▶ INSTRUCTION: Copy out all the lines exactly. Omit pictures.

Stored items from a collection:
>>>>

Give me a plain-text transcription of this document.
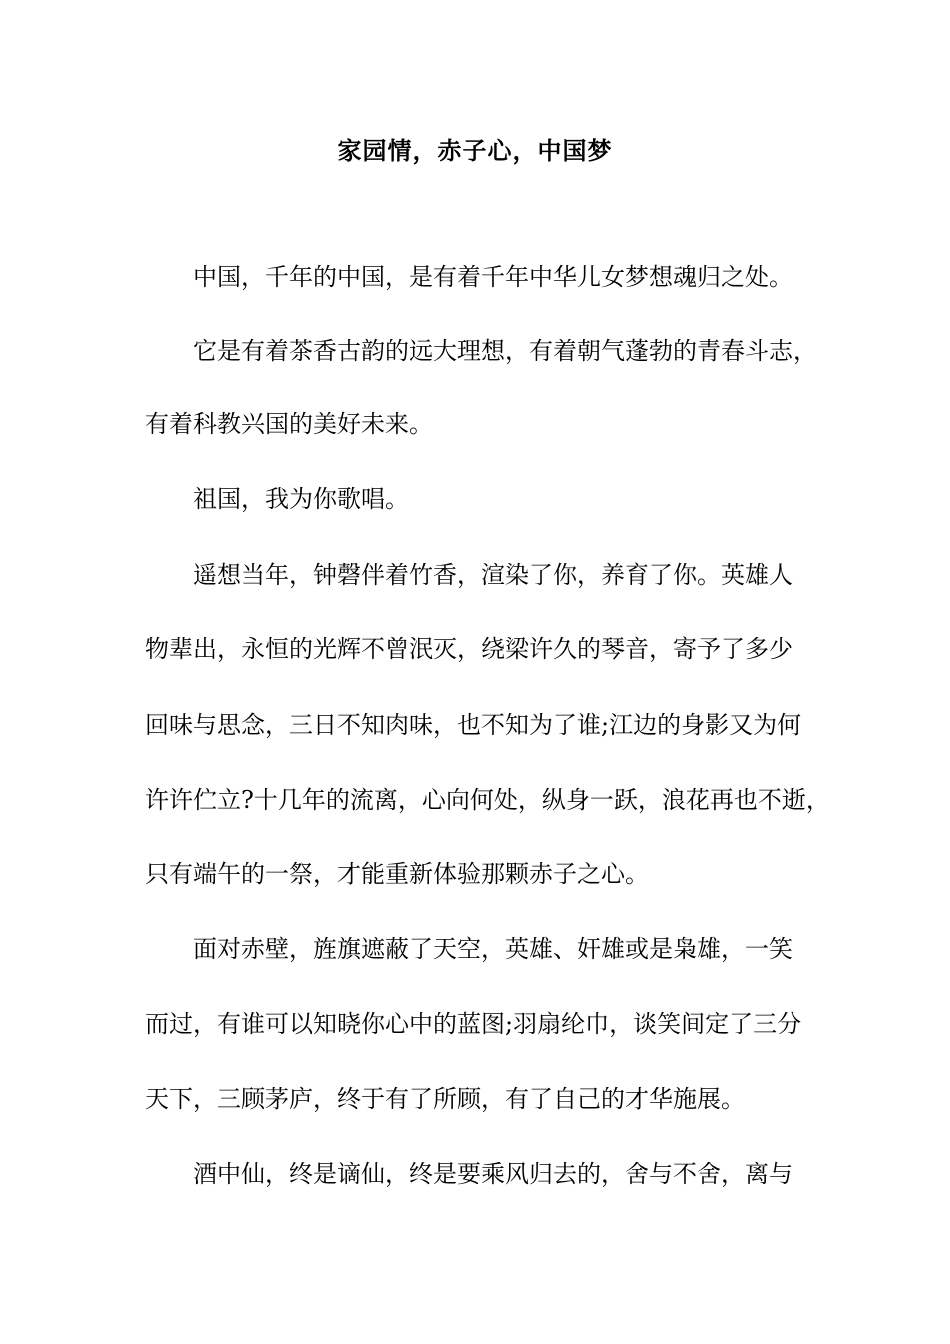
家园情，赤子心，中国梦
中国，千年的中国，是有着千年中华儿女梦想魂归之处。
它是有着茶香古韵的远大理想，有着朝气蓬勃的青春斗志，
有着科教兴国的美好未来。
祖国，我为你歌唱。
遥想当年，钟磬伴着竹香，渲染了你，养育了你。英雄人
物辈出，永恒的光辉不曾泯灭，绕梁许久的琴音，寄予了多少
回味与思念，三日不知肉味，也不知为了谁;江边的身影又为何
许许伫立?十几年的流离，心向何处，纵身一跃，浪花再也不逝，
只有端午的一祭，才能重新体验那颗赤子之心。
面对赤壁，旌旗遮蔽了天空，英雄、奸雄或是枭雄，一笑
而过，有谁可以知晓你心中的蓝图;羽扇纶巾，谈笑间定了三分
天下，三顾茅庐，终于有了所顾，有了自己的才华施展。
酒中仙，终是谪仙，终是要乘风归去的，舍与不舍，离与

<<<<

▶ SOLVED EXERCISE:
Give me a plain-text transcription of this document.
家园情，赤子心，中国梦
中国，千年的中国，是有着千年中华儿女梦想魂归之处。
它是有着茶香古韵的远大理想，有着朝气蓬勃的青春斗志，
有着科教兴国的美好未来。
祖国，我为你歌唱。
遥想当年，钟磬伴着竹香，渲染了你，养育了你。英雄人
物辈出，永恒的光辉不曾泯灭，绕梁许久的琴音，寄予了多少
回味与思念，三日不知肉味，也不知为了谁;江边的身影又为何
许许伫立?十几年的流离，心向何处，纵身一跃，浪花再也不逝，
只有端午的一祭，才能重新体验那颗赤子之心。
面对赤壁，旌旗遮蔽了天空，英雄、奸雄或是枭雄，一笑
而过，有谁可以知晓你心中的蓝图;羽扇纶巾，谈笑间定了三分
天下，三顾茅庐，终于有了所顾，有了自己的才华施展。
酒中仙，终是谪仙，终是要乘风归去的，舍与不舍，离与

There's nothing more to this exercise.